* Passage:
◆ ◆ ◆ ◆ ◆ ◆ ◆

Selectica, Inc. v. Versata Enterprises, Inc., C.A. No. 4241-VCN (Del. Ch. 2/26/2010)

Decision Date26 February 2010
Docket NumberC.A. No. 4241-VCN.
PartiesSELECTICA, INC., Plaintiff, v. VERSATA ENTERPRISES, INC., and TRILOGY, INC., Defendants. and VERSATA ENTERPRISES, INC. and TRILOGY, INC., Counterclaim Plaintiffs, v. SELECTICA, INC., JAMES ARNOLD, ALAN B. HOWE, LLOYD SEMS, JIM THANOS, and BRENDA ZAWATSKI, Counterclaim Defendants.
CourtCourt of Chancery of Delaware
MEMORANDUM OPINION

NOBLE, Vice Chancellor.

I. INTRODUCTION

This is an action for declaratory judgment with respect to the validity of (1) the implementation of a rights agreement adopted by the plaintiff company in attempt to preserve certain net operating loss carryforwards perceived to be at risk as a result of share purchases by the defendants; (2) certain subsequent actions taken by plaintiff's board of directors in response to defendants' purposeful trigger of the rights agreement; and (3) the amended and restated rights agreement established in the wake of the rights agreement's triggering. The defendants who triggered the rights agreement have countersued seeking to have the rights agreement and other actions by plaintiff's board of directors declared invalid, void, and unenforceable, as well as the entry of an order enjoining or rescinding them. The defendants also seek damages for alleged breaches of fiduciary duty by the plaintiff's board.

II. BACKGROUND
A. A Brief Explanation of NOLs

At its core, this case is about the value of net operating loss carryforwards ("NOLs") to a currently profitless corporation, and the extent to which such a corporation may fight to preserve them. For convenience, the Court provides a brief overview—although perhaps a simplistic and certainly incomplete one—of the concepts surrounding NOLs, their calculation, and possible impairment.

◆ ◆ ◆ ◆ ◆ ◆ ◆

* Data extract:
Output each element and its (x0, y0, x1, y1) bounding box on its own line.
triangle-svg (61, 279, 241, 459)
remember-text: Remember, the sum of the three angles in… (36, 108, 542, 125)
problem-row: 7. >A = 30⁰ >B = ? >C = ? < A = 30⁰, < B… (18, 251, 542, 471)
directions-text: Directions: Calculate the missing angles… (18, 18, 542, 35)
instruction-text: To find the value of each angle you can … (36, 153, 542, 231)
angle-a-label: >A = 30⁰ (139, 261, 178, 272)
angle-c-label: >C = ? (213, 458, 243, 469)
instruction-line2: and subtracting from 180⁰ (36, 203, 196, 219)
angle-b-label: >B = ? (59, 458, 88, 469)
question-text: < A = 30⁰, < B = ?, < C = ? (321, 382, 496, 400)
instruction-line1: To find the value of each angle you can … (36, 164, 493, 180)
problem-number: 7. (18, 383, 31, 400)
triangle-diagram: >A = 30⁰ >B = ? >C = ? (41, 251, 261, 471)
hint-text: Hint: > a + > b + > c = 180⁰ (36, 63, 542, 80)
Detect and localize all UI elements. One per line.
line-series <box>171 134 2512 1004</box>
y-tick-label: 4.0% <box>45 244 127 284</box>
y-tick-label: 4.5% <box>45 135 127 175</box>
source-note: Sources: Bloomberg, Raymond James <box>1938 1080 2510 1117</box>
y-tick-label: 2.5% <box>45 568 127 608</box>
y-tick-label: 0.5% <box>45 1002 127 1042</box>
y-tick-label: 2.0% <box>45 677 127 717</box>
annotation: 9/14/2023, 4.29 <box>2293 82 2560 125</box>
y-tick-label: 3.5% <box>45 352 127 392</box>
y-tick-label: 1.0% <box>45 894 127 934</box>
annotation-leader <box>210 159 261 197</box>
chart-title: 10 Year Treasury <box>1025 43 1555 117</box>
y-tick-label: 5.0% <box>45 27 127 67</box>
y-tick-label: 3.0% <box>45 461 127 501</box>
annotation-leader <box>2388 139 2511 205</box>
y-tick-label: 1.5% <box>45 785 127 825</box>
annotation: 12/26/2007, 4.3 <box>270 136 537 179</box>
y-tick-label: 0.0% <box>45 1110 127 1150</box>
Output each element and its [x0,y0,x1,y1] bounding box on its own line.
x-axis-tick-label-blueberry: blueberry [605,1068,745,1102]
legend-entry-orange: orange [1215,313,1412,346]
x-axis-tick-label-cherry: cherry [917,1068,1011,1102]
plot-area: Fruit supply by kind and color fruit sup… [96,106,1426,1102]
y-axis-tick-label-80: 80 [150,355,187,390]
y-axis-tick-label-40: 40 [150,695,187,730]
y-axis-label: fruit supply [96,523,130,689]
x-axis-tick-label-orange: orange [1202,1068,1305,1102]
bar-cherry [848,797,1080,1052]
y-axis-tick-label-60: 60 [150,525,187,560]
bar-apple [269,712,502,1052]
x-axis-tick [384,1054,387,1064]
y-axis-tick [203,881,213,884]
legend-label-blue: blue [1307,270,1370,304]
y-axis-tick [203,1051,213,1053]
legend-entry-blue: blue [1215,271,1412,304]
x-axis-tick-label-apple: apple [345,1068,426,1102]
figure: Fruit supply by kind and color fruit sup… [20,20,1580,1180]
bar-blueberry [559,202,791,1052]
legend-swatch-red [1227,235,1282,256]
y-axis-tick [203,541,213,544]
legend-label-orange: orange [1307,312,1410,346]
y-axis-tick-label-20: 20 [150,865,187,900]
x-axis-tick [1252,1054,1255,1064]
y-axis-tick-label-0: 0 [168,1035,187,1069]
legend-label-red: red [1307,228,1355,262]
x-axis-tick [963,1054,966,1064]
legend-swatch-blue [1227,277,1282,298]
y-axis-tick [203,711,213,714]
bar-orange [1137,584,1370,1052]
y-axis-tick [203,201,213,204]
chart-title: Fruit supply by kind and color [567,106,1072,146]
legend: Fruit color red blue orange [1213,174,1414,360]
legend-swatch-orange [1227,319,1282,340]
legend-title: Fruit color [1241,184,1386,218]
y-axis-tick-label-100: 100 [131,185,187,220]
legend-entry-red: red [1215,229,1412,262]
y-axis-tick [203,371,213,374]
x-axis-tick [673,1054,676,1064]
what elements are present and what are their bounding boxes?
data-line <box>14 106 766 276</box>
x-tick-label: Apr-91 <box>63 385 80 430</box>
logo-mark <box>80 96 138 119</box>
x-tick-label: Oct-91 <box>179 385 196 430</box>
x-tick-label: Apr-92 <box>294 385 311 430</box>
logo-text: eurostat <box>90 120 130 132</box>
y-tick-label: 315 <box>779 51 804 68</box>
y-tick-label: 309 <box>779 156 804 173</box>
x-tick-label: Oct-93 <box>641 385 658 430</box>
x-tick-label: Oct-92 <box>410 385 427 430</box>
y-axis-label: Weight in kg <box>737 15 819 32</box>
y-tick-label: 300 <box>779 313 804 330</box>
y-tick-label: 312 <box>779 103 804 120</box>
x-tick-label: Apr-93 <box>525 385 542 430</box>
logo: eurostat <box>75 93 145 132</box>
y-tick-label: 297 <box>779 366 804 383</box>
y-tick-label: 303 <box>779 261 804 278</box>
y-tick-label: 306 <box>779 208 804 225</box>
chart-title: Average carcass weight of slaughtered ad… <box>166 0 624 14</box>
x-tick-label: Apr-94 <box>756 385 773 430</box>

◆ ◆ ◆ ◆ ◆ ◆ ◆

* Work required: Continue the Selectica opinion from where it stops, writing the court's overview of net operating loss carryforwards.

* Answer:
NOLs are tax losses realized and accumulated by a corporation that can be used to shelter future (or immediate past) income from taxation.1 If taxable profit has been realized, the NOLs operate to provide a refund of prior taxes paid or to reduce the amount of future income tax owed. Thus, NOLs can be a valuable asset, as a means of lowering tax payments and producing positive cash flow. However, NOLs are considered a contingent asset; their value is contingent upon the firm's reporting a future profit (or having an immediate past profit). Should the firm fail to realize a profit during the lifetime of the NOL (20 years), the NOL expires worthless. The precise value of a given NOL is impossible to determine since its ultimate use is subject to the timing and amount of recognized profit at the firm. If the firm never realizes taxable income, at dissolution, its NOLs, regardless of their size, would have zero value.

In order to prevent corporate taxpayers from benefiting from NOLs generated by other entities, Internal Revenue Code Section 382 establishes limitations on the use of NOLs in periods following an "ownership change." If Section 382 is triggered, the law places a restriction on the amount of prior NOLs that can be used in subsequent years to reduce the firm's tax obligations.2 Of course, once NOLs are so impaired, a substantial portion of their value is lost.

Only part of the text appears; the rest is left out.